Material provided →
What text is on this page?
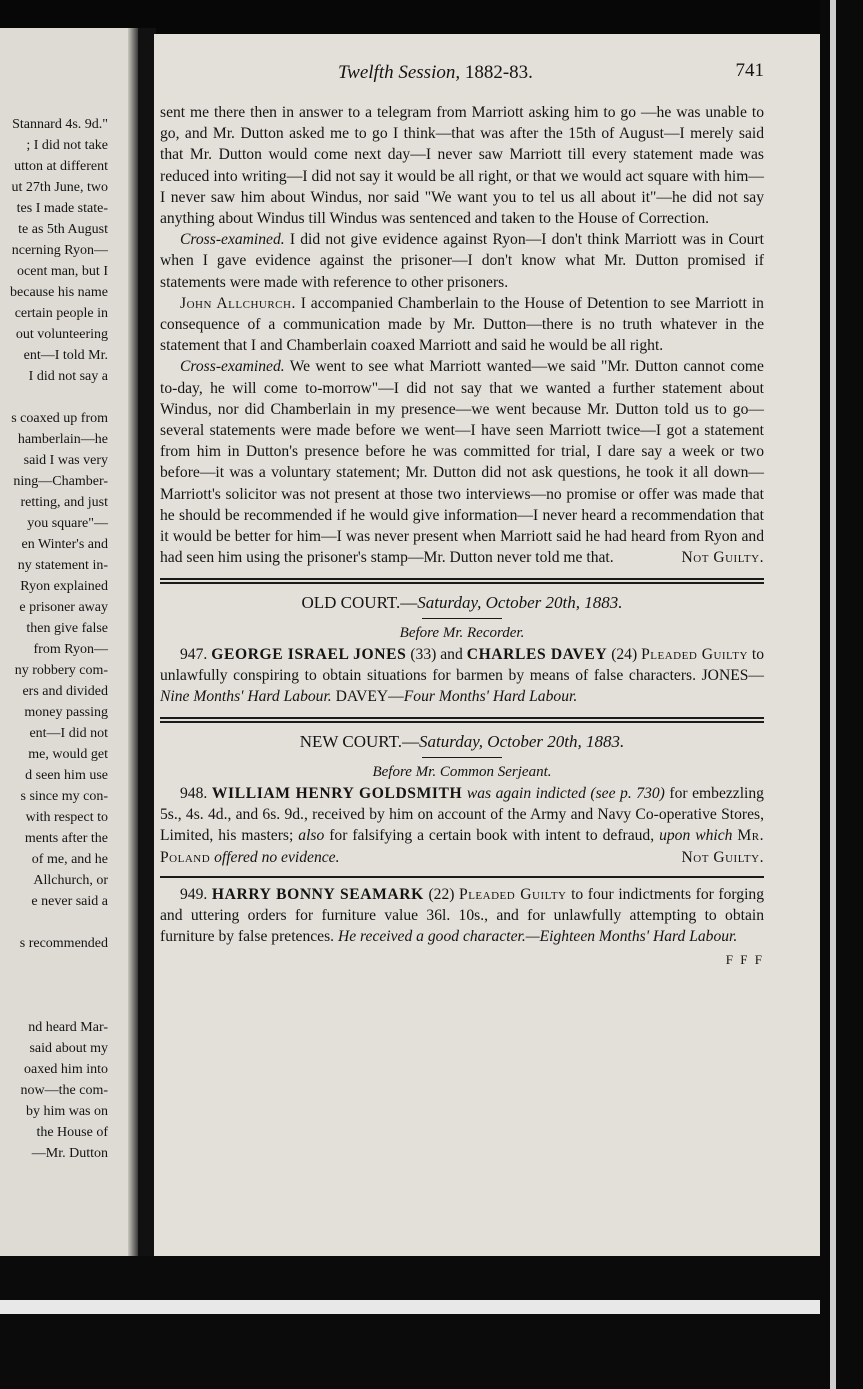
Stannard 4s. 9d."
; I did not take
utton at different
ut 27th June, two
tes I made state-
te as 5th August
ncerning Ryon—
ocent man, but I
because his name
certain people in
out volunteering
ent—I told Mr.
I did not say a
s coaxed up from
hamberlain—he
said I was very
ning—Chamber-
retting, and just
you square"—
en Winter's and
ny statement in-
Ryon explained
e prisoner away
then give false
from Ryon—
ny robbery com-
ers and divided
money passing
ent—I did not
me, would get
d seen him use
s since my con-
with respect to
ments after the
of me, and he
Allchurch, or
e never said a
s recommended
nd heard Mar-
said about my
oaxed him into
now—the com-
by him was on
the House of
—Mr. Dutton
Twelfth Session, 1882-83.	741

sent me there then in answer to a telegram from Marriott asking him to go —he was unable to go, and Mr. Dutton asked me to go I think—that was after the 15th of August—I merely said that Mr. Dutton would come next day—I never saw Marriott till every statement made was reduced into writing—I did not say it would be all right, or that we would act square with him—I never saw him about Windus, nor said "We want you to tel us all about it"—he did not say anything about Windus till Windus was sentenced and taken to the House of Correction.

Cross-examined. I did not give evidence against Ryon—I don't think Marriott was in Court when I gave evidence against the prisoner—I don't know what Mr. Dutton promised if statements were made with reference to other prisoners.

John Allchurch. I accompanied Chamberlain to the House of Detention to see Marriott in consequence of a communication made by Mr. Dutton—there is no truth whatever in the statement that I and Chamberlain coaxed Marriott and said he would be all right.

Cross-examined. We went to see what Marriott wanted—we said "Mr. Dutton cannot come to-day, he will come to-morrow"—I did not say that we wanted a further statement about Windus, nor did Chamberlain in my presence—we went because Mr. Dutton told us to go—several statements were made before we went—I have seen Marriott twice—I got a statement from him in Dutton's presence before he was committed for trial, I dare say a week or two before—it was a voluntary statement; Mr. Dutton did not ask questions, he took it all down—Marriott's solicitor was not present at those two interviews—no promise or offer was made that he should be recommended if he would give information—I never heard a recommendation that it would be better for him—I was never present when Marriott said he had heard from Ryon and had seen him using the prisoner's stamp—Mr. Dutton never told me that.	Not Guilty.

OLD COURT.—Saturday, October 20th, 1883.

Before Mr. Recorder.

947. GEORGE ISRAEL JONES (33) and CHARLES DAVEY (24) Pleaded Guilty to unlawfully conspiring to obtain situations for barmen by means of false characters. JONES—Nine Months' Hard Labour. DAVEY—Four Months' Hard Labour.

NEW COURT.—Saturday, October 20th, 1883.

Before Mr. Common Serjeant.

948. WILLIAM HENRY GOLDSMITH was again indicted (see p. 730) for embezzling 5s., 4s. 4d., and 6s. 9d., received by him on account of the Army and Navy Co-operative Stores, Limited, his masters; also for falsifying a certain book with intent to defraud, upon which Mr. Poland offered no evidence.	Not Guilty.

949. HARRY BONNY SEAMARK (22) Pleaded Guilty to four indictments for forging and uttering orders for furniture value 36l. 10s., and for unlawfully attempting to obtain furniture by false pretences. He received a good character.—Eighteen Months' Hard Labour.

F F F
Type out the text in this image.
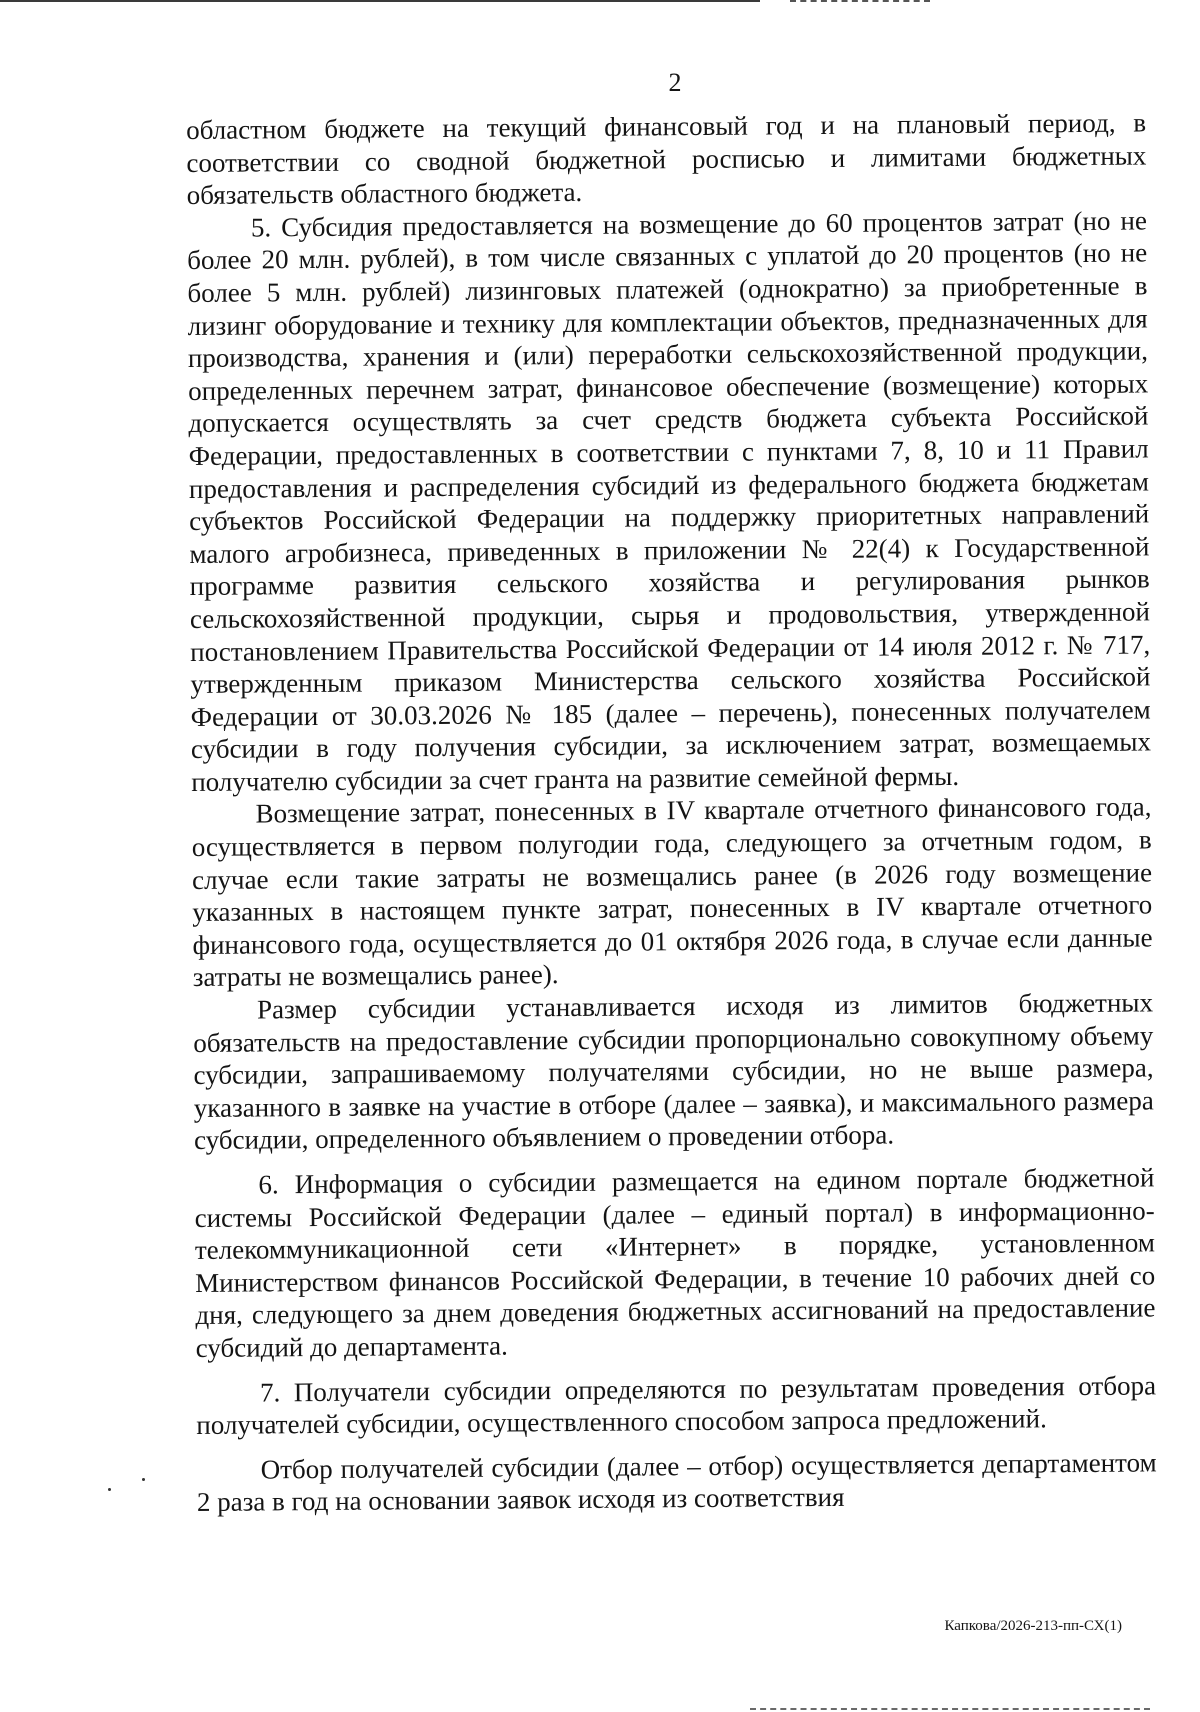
2

областном бюджете на текущий финансовый год и на плановый период, в соответствии со сводной бюджетной росписью и лимитами бюджетных обязательств областного бюджета.

5. Субсидия предоставляется на возмещение до 60 процентов затрат (но не более 20 млн. рублей), в том числе связанных с уплатой до 20 процентов (но не более 5 млн. рублей) лизинговых платежей (однократно) за приобретенные в лизинг оборудование и технику для комплектации объектов, предназначенных для производства, хранения и (или) переработки сельскохозяйственной продукции, определенных перечнем затрат, финансовое обеспечение (возмещение) которых допускается осуществлять за счет средств бюджета субъекта Российской Федерации, предоставленных в соответствии с пунктами 7, 8, 10 и 11 Правил предоставления и распределения субсидий из федерального бюджета бюджетам субъектов Российской Федерации на поддержку приоритетных направлений малого агробизнеса, приведенных в приложении № 22(4) к Государственной программе развития сельского хозяйства и регулирования рынков сельскохозяйственной продукции, сырья и продовольствия, утвержденной постановлением Правительства Российской Федерации от 14 июля 2012 г. № 717, утвержденным приказом Министерства сельского хозяйства Российской Федерации от 30.03.2026 № 185 (далее – перечень), понесенных получателем субсидии в году получения субсидии, за исключением затрат, возмещаемых получателю субсидии за счет гранта на развитие семейной фермы.

Возмещение затрат, понесенных в IV квартале отчетного финансового года, осуществляется в первом полугодии года, следующего за отчетным годом, в случае если такие затраты не возмещались ранее (в 2026 году возмещение указанных в настоящем пункте затрат, понесенных в IV квартале отчетного финансового года, осуществляется до 01 октября 2026 года, в случае если данные затраты не возмещались ранее).

Размер субсидии устанавливается исходя из лимитов бюджетных обязательств на предоставление субсидии пропорционально совокупному объему субсидии, запрашиваемому получателями субсидии, но не выше размера, указанного в заявке на участие в отборе (далее – заявка), и максимального размера субсидии, определенного объявлением о проведении отбора.

6. Информация о субсидии размещается на едином портале бюджетной системы Российской Федерации (далее – единый портал) в информационно-телекоммуникационной сети «Интернет» в порядке, установленном Министерством финансов Российской Федерации, в течение 10 рабочих дней со дня, следующего за днем доведения бюджетных ассигнований на предоставление субсидий до департамента.

7. Получатели субсидии определяются по результатам проведения отбора получателей субсидии, осуществленного способом запроса предложений.

Отбор получателей субсидии (далее – отбор) осуществляется департаментом 2 раза в год на основании заявок исходя из соответствия

Капкова/2026-213-пп-СХ(1)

The request → Apart from the pictures, the entries above are to be repeated in full and exactly.

The solution →
What text is on this page?
Stannard 4s. 9d."
; I did not take
utton at different
ut 27th June, two
tes I made state-
te as 5th August
ncerning Ryon—
ocent man, but I
because his name
certain people in
out volunteering
ent—I told Mr.
I did not say a
s coaxed up from
hamberlain—he
said I was very
ning—Chamber-
retting, and just
you square"—
en Winter's and
ny statement in-
Ryon explained
e prisoner away
then give false
from Ryon—
ny robbery com-
ers and divided
money passing
ent—I did not
me, would get
d seen him use
s since my con-
with respect to
ments after the
of me, and he
Allchurch, or
e never said a
s recommended
nd heard Mar-
said about my
oaxed him into
now—the com-
by him was on
the House of
—Mr. Dutton
Twelfth Session, 1882-83.	741

sent me there then in answer to a telegram from Marriott asking him to go —he was unable to go, and Mr. Dutton asked me to go I think—that was after the 15th of August—I merely said that Mr. Dutton would come next day—I never saw Marriott till every statement made was reduced into writing—I did not say it would be all right, or that we would act square with him—I never saw him about Windus, nor said "We want you to tel us all about it"—he did not say anything about Windus till Windus was sentenced and taken to the House of Correction.

Cross-examined. I did not give evidence against Ryon—I don't think Marriott was in Court when I gave evidence against the prisoner—I don't know what Mr. Dutton promised if statements were made with reference to other prisoners.

John Allchurch. I accompanied Chamberlain to the House of Detention to see Marriott in consequence of a communication made by Mr. Dutton—there is no truth whatever in the statement that I and Chamberlain coaxed Marriott and said he would be all right.

Cross-examined. We went to see what Marriott wanted—we said "Mr. Dutton cannot come to-day, he will come to-morrow"—I did not say that we wanted a further statement about Windus, nor did Chamberlain in my presence—we went because Mr. Dutton told us to go—several statements were made before we went—I have seen Marriott twice—I got a statement from him in Dutton's presence before he was committed for trial, I dare say a week or two before—it was a voluntary statement; Mr. Dutton did not ask questions, he took it all down—Marriott's solicitor was not present at those two interviews—no promise or offer was made that he should be recommended if he would give information—I never heard a recommendation that it would be better for him—I was never present when Marriott said he had heard from Ryon and had seen him using the prisoner's stamp—Mr. Dutton never told me that.	Not Guilty.

OLD COURT.—Saturday, October 20th, 1883.

Before Mr. Recorder.

947. GEORGE ISRAEL JONES (33) and CHARLES DAVEY (24) Pleaded Guilty to unlawfully conspiring to obtain situations for barmen by means of false characters. JONES—Nine Months' Hard Labour. DAVEY—Four Months' Hard Labour.

NEW COURT.—Saturday, October 20th, 1883.

Before Mr. Common Serjeant.

948. WILLIAM HENRY GOLDSMITH was again indicted (see p. 730) for embezzling 5s., 4s. 4d., and 6s. 9d., received by him on account of the Army and Navy Co-operative Stores, Limited, his masters; also for falsifying a certain book with intent to defraud, upon which Mr. Poland offered no evidence.	Not Guilty.

949. HARRY BONNY SEAMARK (22) Pleaded Guilty to four indictments for forging and uttering orders for furniture value 36l. 10s., and for unlawfully attempting to obtain furniture by false pretences. He received a good character.—Eighteen Months' Hard Labour.

F F F
Type out the text in this image.
2

областном бюджете на текущий финансовый год и на плановый период, в соответствии со сводной бюджетной росписью и лимитами бюджетных обязательств областного бюджета.

5. Субсидия предоставляется на возмещение до 60 процентов затрат (но не более 20 млн. рублей), в том числе связанных с уплатой до 20 процентов (но не более 5 млн. рублей) лизинговых платежей (однократно) за приобретенные в лизинг оборудование и технику для комплектации объектов, предназначенных для производства, хранения и (или) переработки сельскохозяйственной продукции, определенных перечнем затрат, финансовое обеспечение (возмещение) которых допускается осуществлять за счет средств бюджета субъекта Российской Федерации, предоставленных в соответствии с пунктами 7, 8, 10 и 11 Правил предоставления и распределения субсидий из федерального бюджета бюджетам субъектов Российской Федерации на поддержку приоритетных направлений малого агробизнеса, приведенных в приложении № 22(4) к Государственной программе развития сельского хозяйства и регулирования рынков сельскохозяйственной продукции, сырья и продовольствия, утвержденной постановлением Правительства Российской Федерации от 14 июля 2012 г. № 717, утвержденным приказом Министерства сельского хозяйства Российской Федерации от 30.03.2026 № 185 (далее – перечень), понесенных получателем субсидии в году получения субсидии, за исключением затрат, возмещаемых получателю субсидии за счет гранта на развитие семейной фермы.

Возмещение затрат, понесенных в IV квартале отчетного финансового года, осуществляется в первом полугодии года, следующего за отчетным годом, в случае если такие затраты не возмещались ранее (в 2026 году возмещение указанных в настоящем пункте затрат, понесенных в IV квартале отчетного финансового года, осуществляется до 01 октября 2026 года, в случае если данные затраты не возмещались ранее).

Размер субсидии устанавливается исходя из лимитов бюджетных обязательств на предоставление субсидии пропорционально совокупному объему субсидии, запрашиваемому получателями субсидии, но не выше размера, указанного в заявке на участие в отборе (далее – заявка), и максимального размера субсидии, определенного объявлением о проведении отбора.

6. Информация о субсидии размещается на едином портале бюджетной системы Российской Федерации (далее – единый портал) в информационно-телекоммуникационной сети «Интернет» в порядке, установленном Министерством финансов Российской Федерации, в течение 10 рабочих дней со дня, следующего за днем доведения бюджетных ассигнований на предоставление субсидий до департамента.

7. Получатели субсидии определяются по результатам проведения отбора получателей субсидии, осуществленного способом запроса предложений.

Отбор получателей субсидии (далее – отбор) осуществляется департаментом 2 раза в год на основании заявок исходя из соответствия

Капкова/2026-213-пп-СХ(1)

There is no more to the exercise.